• Required tasks:
1. Rewrite the abstract paragraph beginning "In this paper, numerical and analytical methods" in the anchor plate study as a concise bulleted list, retaining its main facts.
2. Compose the passage that follows the abstract of the study on square anchor plates in sand, continuing directly after its final sentence.

• Document section:
——————————
Three-dimensional numerical and analytical study of horizontal group of square anchor plates in sand

Abstract

In this paper, numerical and analytical methods are used to evaluate the ultimate pullout capacity of a group of square anchor plates in row or square configurations, installed horizontally in dense sand. The elasto-plastic numerical study of square anchor plates is carried out using three-dimensional finite element analysis. The soil is modeled by an elasto-plastic model with a Mohr–Coulomb yield criterion. An analytical method based on a simplified three-dimensional failure mechanism is developed in this study. The interference effect is evaluated by group efficiency η, defined as the ratio of the ultimate pullout capacity of group of N anchor plates to that of a single isolated plate multiplied by number of plates. The variation of the group efficiency η was computed with respect to change in the spacing between plates. Results of the analyses show that the spacing between the plates, the internal friction angle of soil and the installation depth are the most important parameters influencing the group efficiency. New equations are developed in this study to evaluate the group efficiency of square anchor plates embedded horizontally in sand at shallow depth (H = 4B). The results obtained by numerical and analytical solutions are in excellent agreement.
——————————
• Information provided:

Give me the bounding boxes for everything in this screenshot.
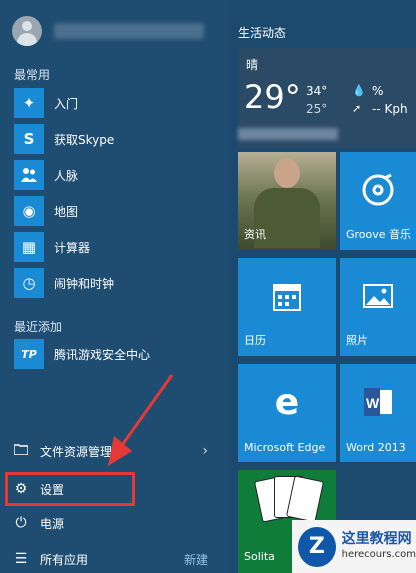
——————————
• Responses to the tasks:
1.
- Aim: evaluate the ultimate pullout capacity of groups of square anchor plates, in row or square configurations, installed horizontally in dense sand.
- Numerical method: three-dimensional elasto-plastic finite element analysis, with the soil modeled as elasto-plastic under a Mohr–Coulomb yield criterion.
- Analytical method: developed in the study from a simplified three-dimensional failure mechanism.
- Interference measure: group efficiency η, the ultimate pullout capacity of a group of N plates divided by that of a single isolated plate multiplied by N.
- η was computed for varying spacing between plates.
- Most influential parameters: plate spacing, the soil's internal friction angle, and installation depth.
- New equations give the group efficiency of horizontal square anchor plates in sand at shallow depth (H = 4B).
- The numerical and analytical results agree excellently.

2.
Appendices

Appendix 1: Analytical solution of break-out factor \( \varvec{N}_{{\boldsymbol{\gamma} \,{\textbf{isolated}}}} \) for an isolated square anchor plate

Volumes of the portions 1, 2 and 3 shown in Fig. 25:

Fig. 25

Failure mechanism for isolated square plate

$$ V_{1} = B^{2} H $$

(21)

$$ V_{2} = 0.5BH^{2} \tan \theta $$

(22)

$$ V_{3} = \frac{1}{6}H^{3} \tan^{2} \theta $$

(23)

The ultimate pullout load \( Q_{u} \) is equal to the weight of the soil located within the failure mechanism:

$$ Q_{u} = \gamma \left( {V_{1} + 4V_{2} + 4V_{3} } \right) $$

(24)

Using Eqs. 21, 22 and 23, we finally get

$$ Q_{u} = B^{2} \gamma H + 2\gamma H^{2} B\tan \theta + \frac{2}{3}\gamma H^{3} \tan^{2} \theta $$

(25)

By definition, the ultimate pullout capacity \( q_{u} \):

$$ q_{u} = \frac{{Q_{u} }}{A} = \frac{{Q_{u} }}{{B^{2} }} $$

(26)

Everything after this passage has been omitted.